Un estudio reciente de la Reserva Federal de EE. UU. mostró que el 10% más rico de los hogares posee más del 70% de la riqueza total del país. Esta concentración no es meramente el resultado de la acumulación individual, sino que se nutre de un sistema que favorece la herencia y la inversión de capital heredado, exacerbando la brecha entre los «haves» y los «have-nots». Las políticas fiscales que gravan de manera laxa las herencias y los ingresos de capital, en contraste con los ingresos del trabajo, contribuyen a solidificar esta disparidad. O sea, nadie paga impuestos por lo que hereda, pero el obrero de más bajo nivel sí paga impuestos sobre lo que gana cada jornada laboral. Así de sencillo.
México, por su parte, comparte muchas de las características de Estados Unidos en cuanto a la desigualdad estructural. La herencia de grandes conglomerados empresariales, propiedades y el acceso privilegiado a redes de poder ha creado una oligarquía económica que ha dominado el panorama del país por siglos. Las fortunas de las familias más ricas de México son, en gran medida, el resultado de una acumulación de capital a lo largo de varias generaciones, a menudo ligadas a concesiones estatales, monopolios y una regulación laxa.
Leer también: La salud financiera de los mexicanos
De acuerdo con el recientemente publicado estudio Riqueza Mundial 2024, del banco UBS, la brecha entre los mexicanos ultra-ricos y la mayoría de la población es abismal. El 0.3% de la población acumula las mayores fortunas y la movilidad social ascendente es extremadamente limitada para aquellos que no nacen con ventajas significativas. Por ejemplo, el sistema educativo refleja y refuerza esta desigualdad: mientras las escuelas privadas preparan a los hijos de las familias acaudaladas para universidades de prestigio en México o en el extranjero, las escuelas públicas carecen crónicamente de recursos, limitando las oportunidades para la gran mayoría.

Tu objetivo
Enumera todo aquello a lo que, según el fragmento sobre la desigualdad económica, suelen estar ligadas las fortunas de las familias más ricas de México.

Registros de un conjunto de datos

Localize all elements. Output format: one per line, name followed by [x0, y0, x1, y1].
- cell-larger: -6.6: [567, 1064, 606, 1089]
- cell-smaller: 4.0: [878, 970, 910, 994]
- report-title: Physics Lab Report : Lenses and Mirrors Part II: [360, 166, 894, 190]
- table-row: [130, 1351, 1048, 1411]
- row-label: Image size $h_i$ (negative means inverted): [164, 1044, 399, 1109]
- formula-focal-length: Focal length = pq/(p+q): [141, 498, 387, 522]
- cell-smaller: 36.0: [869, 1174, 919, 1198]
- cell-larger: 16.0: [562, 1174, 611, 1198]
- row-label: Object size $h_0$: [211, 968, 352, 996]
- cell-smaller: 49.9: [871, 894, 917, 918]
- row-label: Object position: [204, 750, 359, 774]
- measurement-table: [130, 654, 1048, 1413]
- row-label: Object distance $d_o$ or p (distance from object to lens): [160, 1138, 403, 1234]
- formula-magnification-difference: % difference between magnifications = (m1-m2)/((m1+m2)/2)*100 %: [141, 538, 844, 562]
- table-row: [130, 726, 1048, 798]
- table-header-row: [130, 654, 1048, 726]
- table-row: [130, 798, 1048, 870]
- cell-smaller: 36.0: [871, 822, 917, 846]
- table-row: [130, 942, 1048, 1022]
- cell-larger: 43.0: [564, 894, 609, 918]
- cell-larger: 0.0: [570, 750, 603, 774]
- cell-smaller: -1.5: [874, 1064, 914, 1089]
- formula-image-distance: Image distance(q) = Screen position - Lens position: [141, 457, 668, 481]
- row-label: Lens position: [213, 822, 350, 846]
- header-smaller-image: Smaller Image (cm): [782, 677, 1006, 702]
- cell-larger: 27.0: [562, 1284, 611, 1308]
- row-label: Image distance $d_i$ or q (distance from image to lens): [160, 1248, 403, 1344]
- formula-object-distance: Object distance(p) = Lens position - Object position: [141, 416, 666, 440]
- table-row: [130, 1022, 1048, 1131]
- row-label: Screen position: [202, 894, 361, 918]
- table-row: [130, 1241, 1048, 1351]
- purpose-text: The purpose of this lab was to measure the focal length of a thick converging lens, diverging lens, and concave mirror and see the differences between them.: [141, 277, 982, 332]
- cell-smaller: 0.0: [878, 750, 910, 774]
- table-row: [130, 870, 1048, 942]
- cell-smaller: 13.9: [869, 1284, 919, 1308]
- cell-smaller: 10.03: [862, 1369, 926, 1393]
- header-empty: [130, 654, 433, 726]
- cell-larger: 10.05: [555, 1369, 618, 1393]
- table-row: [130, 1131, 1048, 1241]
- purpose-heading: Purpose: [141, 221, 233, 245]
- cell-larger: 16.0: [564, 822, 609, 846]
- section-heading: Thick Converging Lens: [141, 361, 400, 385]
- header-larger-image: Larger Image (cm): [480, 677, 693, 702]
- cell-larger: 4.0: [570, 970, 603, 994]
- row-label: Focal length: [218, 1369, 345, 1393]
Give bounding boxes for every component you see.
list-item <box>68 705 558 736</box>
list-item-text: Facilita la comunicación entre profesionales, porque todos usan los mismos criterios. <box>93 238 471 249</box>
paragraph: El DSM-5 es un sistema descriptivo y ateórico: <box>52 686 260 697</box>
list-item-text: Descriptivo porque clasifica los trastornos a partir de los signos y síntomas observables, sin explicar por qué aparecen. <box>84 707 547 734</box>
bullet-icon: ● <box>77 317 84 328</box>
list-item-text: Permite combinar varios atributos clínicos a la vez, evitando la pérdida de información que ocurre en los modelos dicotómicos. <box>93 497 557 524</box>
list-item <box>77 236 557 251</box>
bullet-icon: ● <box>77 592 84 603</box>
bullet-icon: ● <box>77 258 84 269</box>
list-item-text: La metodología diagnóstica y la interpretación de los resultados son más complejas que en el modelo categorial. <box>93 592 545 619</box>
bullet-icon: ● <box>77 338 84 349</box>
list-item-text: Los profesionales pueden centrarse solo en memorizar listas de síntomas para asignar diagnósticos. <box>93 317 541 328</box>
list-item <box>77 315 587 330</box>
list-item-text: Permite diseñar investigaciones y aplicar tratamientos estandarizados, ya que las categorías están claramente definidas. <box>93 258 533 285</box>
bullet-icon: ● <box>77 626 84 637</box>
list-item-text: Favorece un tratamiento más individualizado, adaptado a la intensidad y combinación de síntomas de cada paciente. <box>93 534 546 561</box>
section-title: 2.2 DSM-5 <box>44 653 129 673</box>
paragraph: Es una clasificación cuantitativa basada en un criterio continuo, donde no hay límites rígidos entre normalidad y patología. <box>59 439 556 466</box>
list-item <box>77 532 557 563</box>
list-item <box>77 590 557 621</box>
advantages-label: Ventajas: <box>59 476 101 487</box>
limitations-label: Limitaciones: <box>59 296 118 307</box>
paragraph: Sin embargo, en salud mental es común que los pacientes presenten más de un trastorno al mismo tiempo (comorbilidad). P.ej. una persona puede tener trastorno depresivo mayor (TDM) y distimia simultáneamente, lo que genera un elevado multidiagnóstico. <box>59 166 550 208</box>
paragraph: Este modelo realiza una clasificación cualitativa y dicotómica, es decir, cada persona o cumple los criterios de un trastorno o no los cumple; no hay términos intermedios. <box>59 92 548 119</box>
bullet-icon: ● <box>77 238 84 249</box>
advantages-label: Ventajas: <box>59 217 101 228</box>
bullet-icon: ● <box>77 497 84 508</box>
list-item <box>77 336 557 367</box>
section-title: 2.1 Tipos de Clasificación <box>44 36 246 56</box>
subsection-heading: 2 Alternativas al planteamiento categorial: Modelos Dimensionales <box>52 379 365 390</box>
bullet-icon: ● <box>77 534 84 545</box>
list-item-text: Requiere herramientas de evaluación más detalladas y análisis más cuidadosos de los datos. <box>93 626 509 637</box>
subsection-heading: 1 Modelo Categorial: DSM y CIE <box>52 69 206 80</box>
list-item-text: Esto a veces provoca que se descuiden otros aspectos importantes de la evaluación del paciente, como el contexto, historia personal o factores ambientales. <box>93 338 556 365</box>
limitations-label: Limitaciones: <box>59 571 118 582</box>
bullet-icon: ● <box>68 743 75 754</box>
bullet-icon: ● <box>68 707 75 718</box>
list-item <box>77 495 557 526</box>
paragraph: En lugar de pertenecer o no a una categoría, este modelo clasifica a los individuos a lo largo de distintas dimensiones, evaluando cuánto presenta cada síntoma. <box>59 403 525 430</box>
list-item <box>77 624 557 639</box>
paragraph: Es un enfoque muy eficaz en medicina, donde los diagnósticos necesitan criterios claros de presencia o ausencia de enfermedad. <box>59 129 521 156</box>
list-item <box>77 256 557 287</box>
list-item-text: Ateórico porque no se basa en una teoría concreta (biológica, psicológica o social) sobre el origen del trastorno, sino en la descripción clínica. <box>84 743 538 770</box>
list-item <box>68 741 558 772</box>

Tarea resuelta
- Concesiones estatales
- Monopolios
- Una regulación laxa